-- start of Document --

Conférence de Rebecca Grollemund : Bantu population dispersal throughout Africa shows preference for routes following familiar habitats (9h30-10h45)

The Bantu language family has the largest geographical area of any in Africa, with approximately 240 million speakers divided among 400-600 languages spoken across 27 countries. It is now widely accepted that the Bantu expansion began approximately 5000 years ago, somewhere around the Nigerian-Cameroonian borderland, eventually moving all the way to present day South Africa, but the precise routes and the timings of those routes are still debated.

To investigate these questions, we propose a new phylogenetic classification of Bantu languages. Our study is based on an analysis of 100 words belonging to the basic vocabulary documented in 424 Bantu languages, and covering the entire Bantu-speaking area (zones A, B, C, D, E, F, G, H, J, K, L, M, N, P, R and S). We infer the tree using a likelihood model of lexical evolution (allowing different rates of evolution for the words studied) implemented in a Bayesian Markov chain Monte Carlo (MCMC) approach. We employ ‘relaxed clock’ dating methods, which produce a topology and date estimates for all nodes of the tree.

-- end of Document --
-- start of Recorded data --

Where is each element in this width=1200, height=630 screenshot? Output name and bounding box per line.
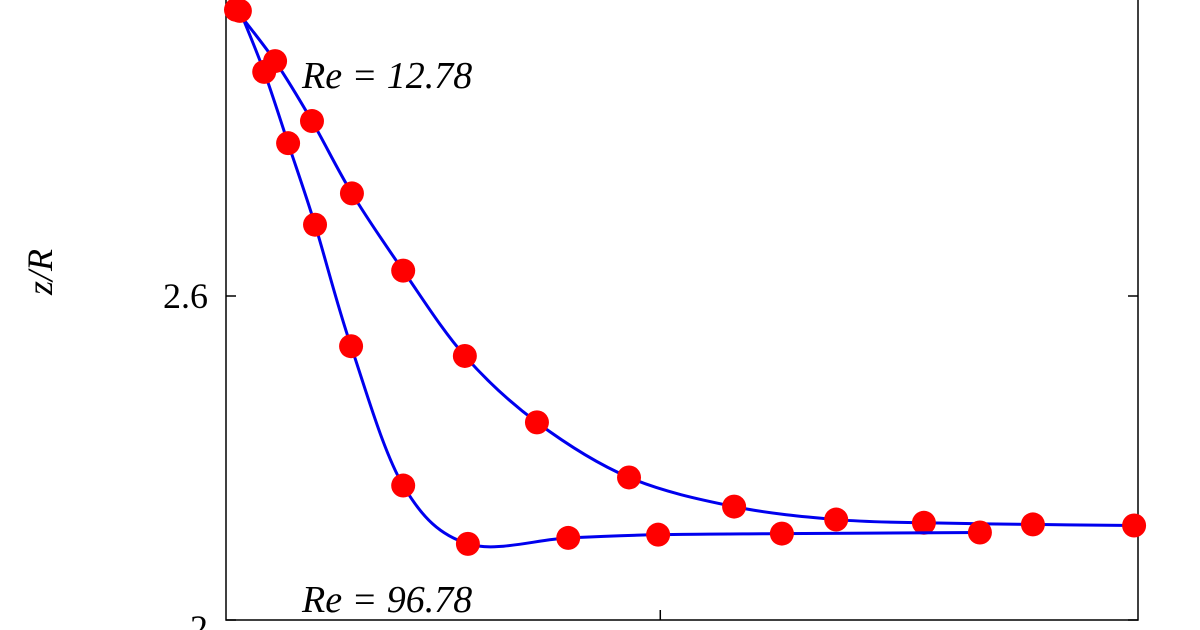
data-point xyxy=(339,334,364,359)
data-point xyxy=(769,521,794,546)
data-point xyxy=(276,131,301,156)
data-point xyxy=(556,525,581,550)
data-point xyxy=(252,59,277,84)
data-point xyxy=(227,0,252,23)
data-point xyxy=(455,531,480,556)
y-tick-label: 2 xyxy=(190,608,208,630)
data-point xyxy=(824,507,849,532)
data-point xyxy=(452,343,477,368)
data-point xyxy=(1122,513,1147,538)
data-point xyxy=(524,410,549,435)
y-tick-label: 2.6 xyxy=(163,276,208,316)
series-annotation: Re = 96.78 xyxy=(301,579,472,621)
data-point xyxy=(339,181,364,206)
data-point xyxy=(303,212,328,237)
data-point xyxy=(1020,512,1045,537)
data-point xyxy=(646,522,671,547)
y-axis-label: z/R xyxy=(20,249,60,296)
series-annotation: Re = 12.78 xyxy=(301,55,472,97)
data-point xyxy=(391,258,416,283)
data-point xyxy=(391,473,416,498)
data-point xyxy=(617,465,642,490)
data-point xyxy=(967,520,992,545)
plot-frame xyxy=(225,0,1139,621)
data-point xyxy=(299,109,324,134)
data-point xyxy=(911,510,936,535)
data-point xyxy=(722,494,747,519)
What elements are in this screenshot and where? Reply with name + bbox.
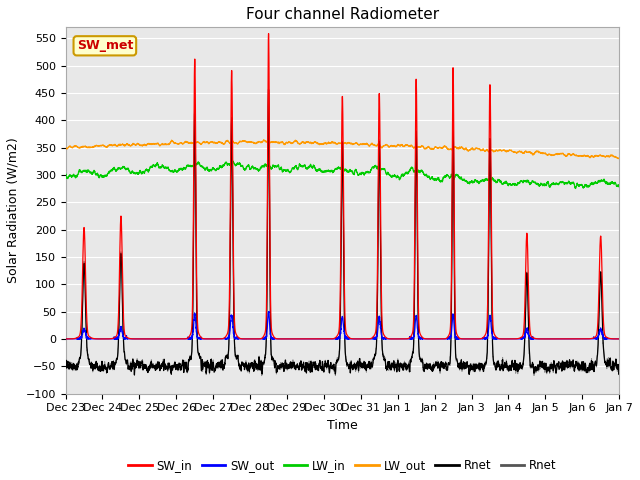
Text: SW_met: SW_met (77, 39, 133, 52)
Legend: SW_in, SW_out, LW_in, LW_out, Rnet, Rnet: SW_in, SW_out, LW_in, LW_out, Rnet, Rnet (124, 455, 561, 477)
X-axis label: Time: Time (327, 419, 358, 432)
Title: Four channel Radiometer: Four channel Radiometer (246, 7, 439, 22)
Y-axis label: Solar Radiation (W/m2): Solar Radiation (W/m2) (7, 138, 20, 283)
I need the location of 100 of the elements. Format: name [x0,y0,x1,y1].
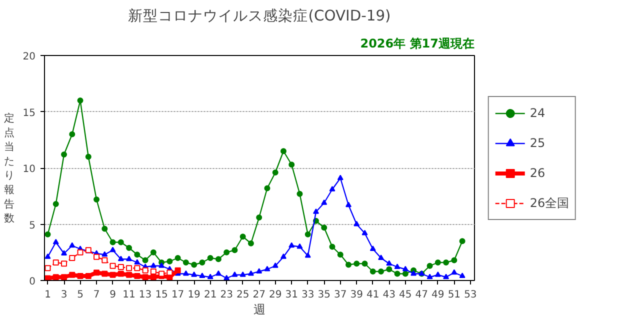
x-tick-label: 37 [334,290,347,300]
point [304,252,311,258]
point [207,255,214,261]
point [370,268,376,274]
point [110,246,116,252]
y-tick-label: 15 [22,108,36,119]
point [386,266,392,272]
point [166,258,173,264]
point [394,264,400,269]
point [248,270,254,276]
point [362,260,368,267]
point [102,270,108,277]
point [215,256,222,262]
point [337,174,344,180]
point [85,273,92,279]
x-tick-label: 13 [138,290,152,300]
x-axis-title: 週 [254,302,266,316]
legend-label: 25 [530,136,546,150]
y-tick-label: 20 [22,52,36,62]
point [215,270,222,276]
point [264,266,270,272]
point [224,274,230,280]
y-tick-label: 0 [29,276,36,288]
point [61,250,68,256]
point [434,271,441,277]
point [182,270,189,276]
x-tick-label: 41 [366,290,380,300]
point [321,199,328,205]
point [288,162,295,168]
point [443,260,450,266]
point [126,256,132,262]
point [402,270,408,277]
x-tick-label: 5 [77,290,84,300]
point [61,152,68,158]
point [52,260,59,266]
x-tick-label: 15 [155,290,168,300]
point [346,202,352,208]
point [52,238,59,244]
point [256,214,262,220]
x-tick-label: 31 [285,290,298,300]
x-tick-label: 21 [204,290,217,300]
point [256,268,262,274]
point [174,267,181,274]
point [224,249,230,256]
x-tick-label: 53 [464,290,477,300]
x-tick-label: 45 [399,290,412,300]
x-tick-label: 29 [268,290,282,300]
point [207,274,214,280]
x-tick-label: 51 [448,290,461,300]
point [134,259,140,264]
point [426,262,433,269]
point [378,268,384,274]
y-tick-label: 10 [22,164,36,175]
point [354,260,360,267]
legend-label: 26 [530,166,546,180]
point [232,271,238,277]
x-tick-label: 3 [60,290,68,300]
point [240,234,246,240]
point [199,260,206,266]
point [118,256,124,262]
point [312,208,319,214]
point [110,239,116,246]
point [61,260,68,267]
point [85,154,92,160]
point [370,246,376,251]
point [94,254,100,260]
point [378,254,384,260]
point [118,264,124,270]
point [150,274,156,280]
point [362,230,368,236]
point [110,272,116,278]
point [182,260,189,266]
chart-title: 新型コロナウイルス感染症(COVID-19) [128,8,391,24]
point [410,270,417,276]
point [296,190,303,197]
x-tick-label: 23 [220,290,233,300]
y-tick-label: 5 [29,220,36,232]
point [126,272,132,278]
point [321,224,328,231]
x-tick-label: 1 [44,290,51,300]
point [142,267,148,274]
point [329,244,336,250]
point [69,242,76,248]
point [451,257,458,264]
point [69,272,76,278]
point [142,257,148,264]
point [272,170,278,176]
x-tick-label: 9 [110,290,116,300]
point [443,274,450,280]
point [118,270,124,277]
point [52,274,59,280]
point [451,269,458,275]
point [150,262,156,268]
point [426,274,433,280]
point [134,273,140,279]
legend-label: 26全国 [530,194,570,212]
x-tick-label: 43 [382,290,396,300]
point [61,274,68,280]
point [44,231,51,238]
point [44,253,51,259]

-- end of Recorded data --

*What you need to do*: According to the conference abstract on the Bantu population dispersal, roughly how long ago did the Bantu expansion begin?

*Answer to the exercise*: Approximately 5000 years ago